Figure record listings
-- BEGIN --

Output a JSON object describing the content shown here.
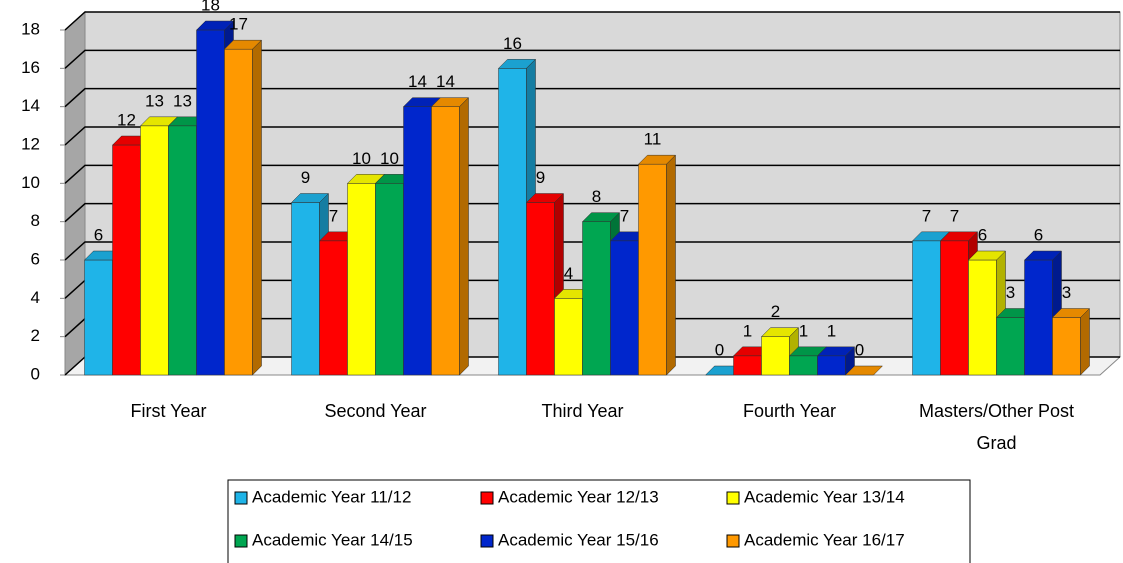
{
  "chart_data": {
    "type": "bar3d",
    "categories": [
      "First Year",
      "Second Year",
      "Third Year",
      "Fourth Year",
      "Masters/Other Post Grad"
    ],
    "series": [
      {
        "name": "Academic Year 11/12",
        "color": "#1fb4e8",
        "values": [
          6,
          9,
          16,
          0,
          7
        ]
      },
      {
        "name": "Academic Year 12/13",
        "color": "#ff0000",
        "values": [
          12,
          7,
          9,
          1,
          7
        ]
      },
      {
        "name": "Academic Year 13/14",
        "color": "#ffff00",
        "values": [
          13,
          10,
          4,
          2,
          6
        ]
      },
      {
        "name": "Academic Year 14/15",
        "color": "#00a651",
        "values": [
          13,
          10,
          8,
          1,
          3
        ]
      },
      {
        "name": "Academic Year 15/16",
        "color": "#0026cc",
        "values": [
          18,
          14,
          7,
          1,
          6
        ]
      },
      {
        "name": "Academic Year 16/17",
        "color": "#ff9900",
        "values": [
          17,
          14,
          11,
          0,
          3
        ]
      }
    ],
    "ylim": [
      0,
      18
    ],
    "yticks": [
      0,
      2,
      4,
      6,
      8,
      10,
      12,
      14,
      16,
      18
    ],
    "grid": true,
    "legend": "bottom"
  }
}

-- END --
-- BEGIN --

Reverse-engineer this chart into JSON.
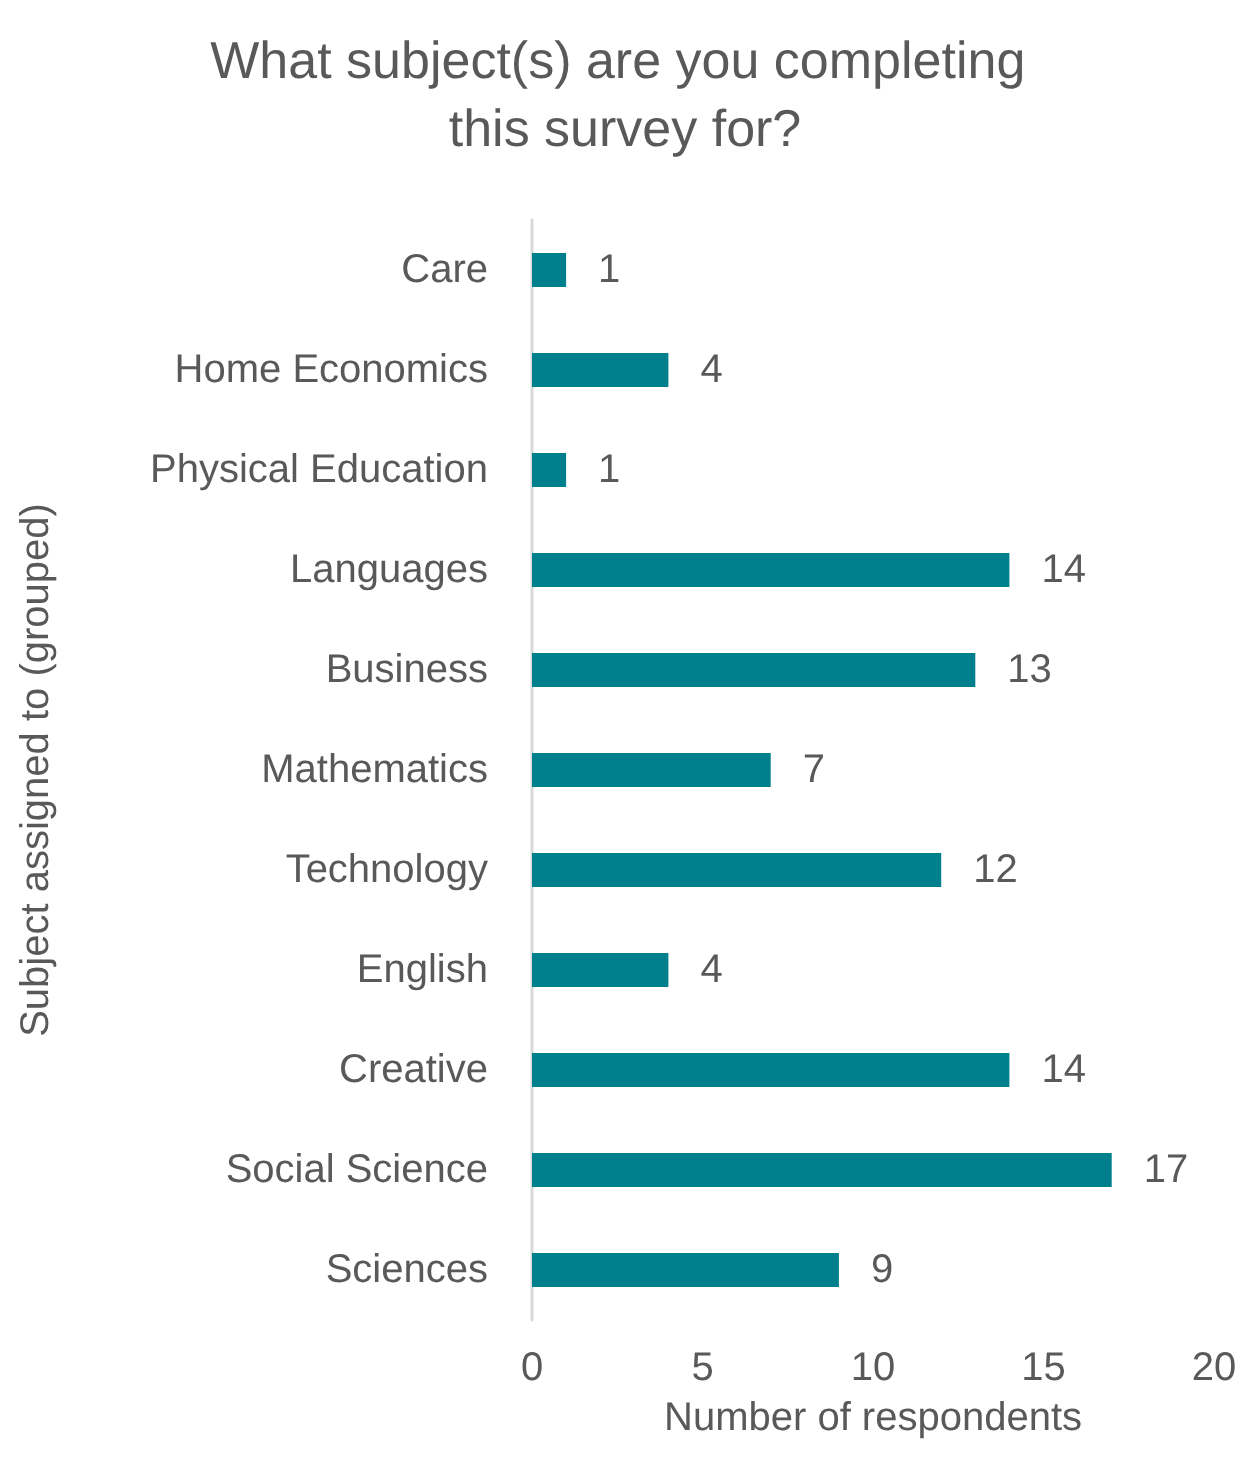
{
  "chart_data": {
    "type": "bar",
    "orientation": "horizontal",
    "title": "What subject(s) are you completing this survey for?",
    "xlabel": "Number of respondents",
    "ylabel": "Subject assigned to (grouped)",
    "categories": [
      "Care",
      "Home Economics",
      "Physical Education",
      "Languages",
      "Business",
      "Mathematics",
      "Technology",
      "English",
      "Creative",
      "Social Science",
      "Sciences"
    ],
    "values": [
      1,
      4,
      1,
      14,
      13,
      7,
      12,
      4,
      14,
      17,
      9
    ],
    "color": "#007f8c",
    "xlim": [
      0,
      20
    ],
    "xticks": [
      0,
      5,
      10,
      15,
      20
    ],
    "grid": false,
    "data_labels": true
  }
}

-- END --
-- BEGIN --

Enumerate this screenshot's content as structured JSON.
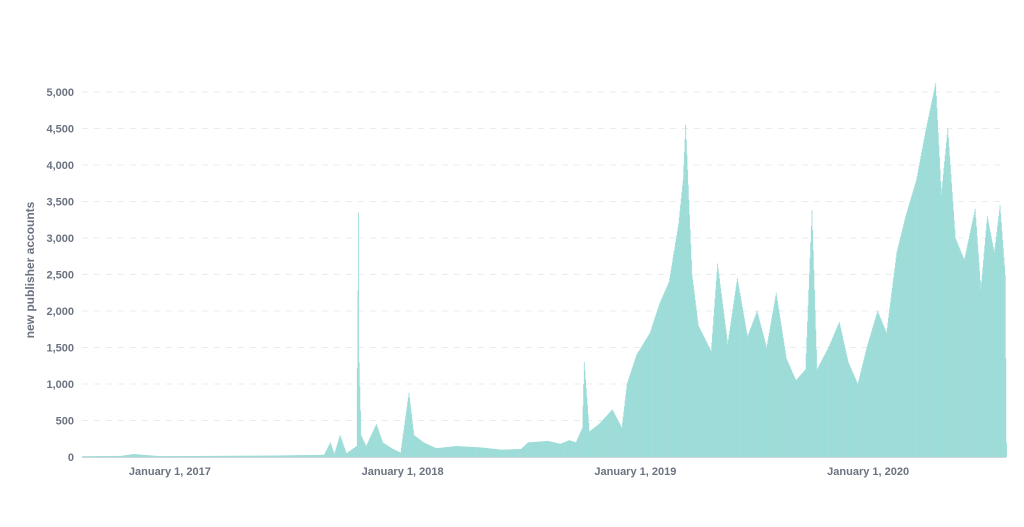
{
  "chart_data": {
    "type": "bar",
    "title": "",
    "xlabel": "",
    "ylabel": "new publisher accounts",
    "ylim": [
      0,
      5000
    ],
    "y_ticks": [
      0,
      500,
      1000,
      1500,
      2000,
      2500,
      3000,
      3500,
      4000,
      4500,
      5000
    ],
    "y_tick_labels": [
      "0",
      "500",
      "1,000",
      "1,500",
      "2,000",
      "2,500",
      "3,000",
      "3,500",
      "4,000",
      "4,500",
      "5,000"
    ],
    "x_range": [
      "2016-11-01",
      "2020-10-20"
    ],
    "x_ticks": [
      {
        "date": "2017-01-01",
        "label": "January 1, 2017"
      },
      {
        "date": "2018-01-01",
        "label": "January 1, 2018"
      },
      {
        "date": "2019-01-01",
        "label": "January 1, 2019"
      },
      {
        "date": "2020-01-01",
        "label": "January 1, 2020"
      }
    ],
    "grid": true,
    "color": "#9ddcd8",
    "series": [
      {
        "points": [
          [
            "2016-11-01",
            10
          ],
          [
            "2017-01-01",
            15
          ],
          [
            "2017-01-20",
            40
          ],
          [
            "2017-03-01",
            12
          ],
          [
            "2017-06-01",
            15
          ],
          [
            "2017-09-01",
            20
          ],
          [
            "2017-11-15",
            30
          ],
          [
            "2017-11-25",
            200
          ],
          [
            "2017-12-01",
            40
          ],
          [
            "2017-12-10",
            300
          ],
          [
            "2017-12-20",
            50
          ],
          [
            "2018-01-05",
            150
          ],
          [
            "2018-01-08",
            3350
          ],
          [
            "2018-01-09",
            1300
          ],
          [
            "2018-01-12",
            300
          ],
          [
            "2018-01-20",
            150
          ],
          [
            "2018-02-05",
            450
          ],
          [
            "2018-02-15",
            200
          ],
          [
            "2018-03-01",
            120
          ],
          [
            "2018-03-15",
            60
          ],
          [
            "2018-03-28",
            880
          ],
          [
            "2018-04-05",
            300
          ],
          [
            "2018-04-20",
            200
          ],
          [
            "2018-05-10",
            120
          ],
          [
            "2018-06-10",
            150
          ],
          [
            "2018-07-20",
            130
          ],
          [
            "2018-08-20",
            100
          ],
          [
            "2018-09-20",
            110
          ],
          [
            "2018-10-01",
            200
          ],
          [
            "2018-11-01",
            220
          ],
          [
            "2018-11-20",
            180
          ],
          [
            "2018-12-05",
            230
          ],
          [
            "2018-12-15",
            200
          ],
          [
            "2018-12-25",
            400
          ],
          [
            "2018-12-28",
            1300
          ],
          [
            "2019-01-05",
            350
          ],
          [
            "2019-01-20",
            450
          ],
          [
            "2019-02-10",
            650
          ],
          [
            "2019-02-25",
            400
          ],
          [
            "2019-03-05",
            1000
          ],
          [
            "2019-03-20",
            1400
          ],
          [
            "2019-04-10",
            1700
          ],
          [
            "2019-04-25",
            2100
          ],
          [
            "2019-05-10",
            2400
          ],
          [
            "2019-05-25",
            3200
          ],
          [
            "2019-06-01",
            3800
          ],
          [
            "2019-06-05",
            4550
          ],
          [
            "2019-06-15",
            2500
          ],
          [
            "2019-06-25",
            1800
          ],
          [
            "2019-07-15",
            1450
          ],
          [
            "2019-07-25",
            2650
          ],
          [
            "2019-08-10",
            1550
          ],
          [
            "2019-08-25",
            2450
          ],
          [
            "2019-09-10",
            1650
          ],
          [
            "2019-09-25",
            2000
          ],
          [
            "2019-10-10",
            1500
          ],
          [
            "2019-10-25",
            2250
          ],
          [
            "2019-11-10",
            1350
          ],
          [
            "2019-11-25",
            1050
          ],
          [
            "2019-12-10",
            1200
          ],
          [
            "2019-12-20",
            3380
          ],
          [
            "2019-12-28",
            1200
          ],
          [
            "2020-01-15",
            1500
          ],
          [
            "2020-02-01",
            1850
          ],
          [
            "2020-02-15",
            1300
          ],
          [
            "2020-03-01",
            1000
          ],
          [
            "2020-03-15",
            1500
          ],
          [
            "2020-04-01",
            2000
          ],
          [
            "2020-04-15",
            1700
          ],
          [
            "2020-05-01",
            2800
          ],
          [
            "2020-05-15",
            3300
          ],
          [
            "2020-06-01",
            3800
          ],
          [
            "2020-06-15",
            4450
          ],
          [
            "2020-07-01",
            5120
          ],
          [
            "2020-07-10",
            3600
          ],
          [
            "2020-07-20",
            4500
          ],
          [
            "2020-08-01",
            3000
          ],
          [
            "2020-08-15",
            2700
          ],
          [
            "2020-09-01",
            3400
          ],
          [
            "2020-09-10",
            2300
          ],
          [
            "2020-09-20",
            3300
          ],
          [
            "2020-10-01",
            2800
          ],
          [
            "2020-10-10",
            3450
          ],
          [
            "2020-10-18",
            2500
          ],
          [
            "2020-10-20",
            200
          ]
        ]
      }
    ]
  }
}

-- END --

EXERCISE TASK
Using the listing, say how many lines include the word "ylabel", and add nothing else.

SOLUTION
2